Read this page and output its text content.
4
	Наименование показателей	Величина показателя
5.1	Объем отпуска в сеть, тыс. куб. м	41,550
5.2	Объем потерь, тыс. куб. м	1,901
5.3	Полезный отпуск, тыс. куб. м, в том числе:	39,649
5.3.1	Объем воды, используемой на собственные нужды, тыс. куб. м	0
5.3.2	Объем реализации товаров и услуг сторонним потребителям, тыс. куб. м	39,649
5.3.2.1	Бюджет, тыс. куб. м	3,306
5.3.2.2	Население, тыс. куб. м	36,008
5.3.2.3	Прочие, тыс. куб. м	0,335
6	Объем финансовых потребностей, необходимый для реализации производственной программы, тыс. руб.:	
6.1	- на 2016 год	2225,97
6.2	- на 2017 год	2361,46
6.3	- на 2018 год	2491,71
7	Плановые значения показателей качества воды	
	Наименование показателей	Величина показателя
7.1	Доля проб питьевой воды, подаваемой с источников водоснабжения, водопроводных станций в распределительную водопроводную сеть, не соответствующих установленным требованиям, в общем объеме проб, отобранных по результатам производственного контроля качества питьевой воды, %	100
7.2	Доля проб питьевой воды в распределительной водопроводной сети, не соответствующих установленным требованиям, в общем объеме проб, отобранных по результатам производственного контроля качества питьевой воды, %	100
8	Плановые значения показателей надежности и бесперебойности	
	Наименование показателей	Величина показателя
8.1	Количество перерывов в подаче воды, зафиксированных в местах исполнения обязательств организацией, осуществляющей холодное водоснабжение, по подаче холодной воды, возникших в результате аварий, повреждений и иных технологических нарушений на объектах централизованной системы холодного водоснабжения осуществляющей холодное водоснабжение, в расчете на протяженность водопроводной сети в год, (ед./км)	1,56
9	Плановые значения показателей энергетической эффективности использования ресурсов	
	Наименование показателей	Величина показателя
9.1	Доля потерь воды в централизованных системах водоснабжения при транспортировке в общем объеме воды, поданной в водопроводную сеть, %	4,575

_ _ _ _

Task prompt:
Write out the entries in full, exactly as given.

Complete response:
Read this page and output its text content.
4
	Наименование показателей	Величина показателя
5.1	Объем отпуска в сеть, тыс. куб. м	41,550
5.2	Объем потерь, тыс. куб. м	1,901
5.3	Полезный отпуск, тыс. куб. м, в том числе:	39,649
5.3.1	Объем воды, используемой на собственные нужды, тыс. куб. м	0
5.3.2	Объем реализации товаров и услуг сторонним потребителям, тыс. куб. м	39,649
5.3.2.1	Бюджет, тыс. куб. м	3,306
5.3.2.2	Население, тыс. куб. м	36,008
5.3.2.3	Прочие, тыс. куб. м	0,335
6	Объем финансовых потребностей, необходимый для реализации производственной программы, тыс. руб.:	
6.1	- на 2016 год	2225,97
6.2	- на 2017 год	2361,46
6.3	- на 2018 год	2491,71
7	Плановые значения показателей качества воды	
	Наименование показателей	Величина показателя
7.1	Доля проб питьевой воды, подаваемой с источников водоснабжения, водопроводных станций в распределительную водопроводную сеть, не соответствующих установленным требованиям, в общем объеме проб, отобранных по результатам производственного контроля качества питьевой воды, %	100
7.2	Доля проб питьевой воды в распределительной водопроводной сети, не соответствующих установленным требованиям, в общем объеме проб, отобранных по результатам производственного контроля качества питьевой воды, %	100
8	Плановые значения показателей надежности и бесперебойности	
	Наименование показателей	Величина показателя
8.1	Количество перерывов в подаче воды, зафиксированных в местах исполнения обязательств организацией, осуществляющей холодное водоснабжение, по подаче холодной воды, возникших в результате аварий, повреждений и иных технологических нарушений на объектах централизованной системы холодного водоснабжения осуществляющей холодное водоснабжение, в расчете на протяженность водопроводной сети в год, (ед./км)	1,56
9	Плановые значения показателей энергетической эффективности использования ресурсов	
	Наименование показателей	Величина показателя
9.1	Доля потерь воды в централизованных системах водоснабжения при транспортировке в общем объеме воды, поданной в водопроводную сеть, %	4,575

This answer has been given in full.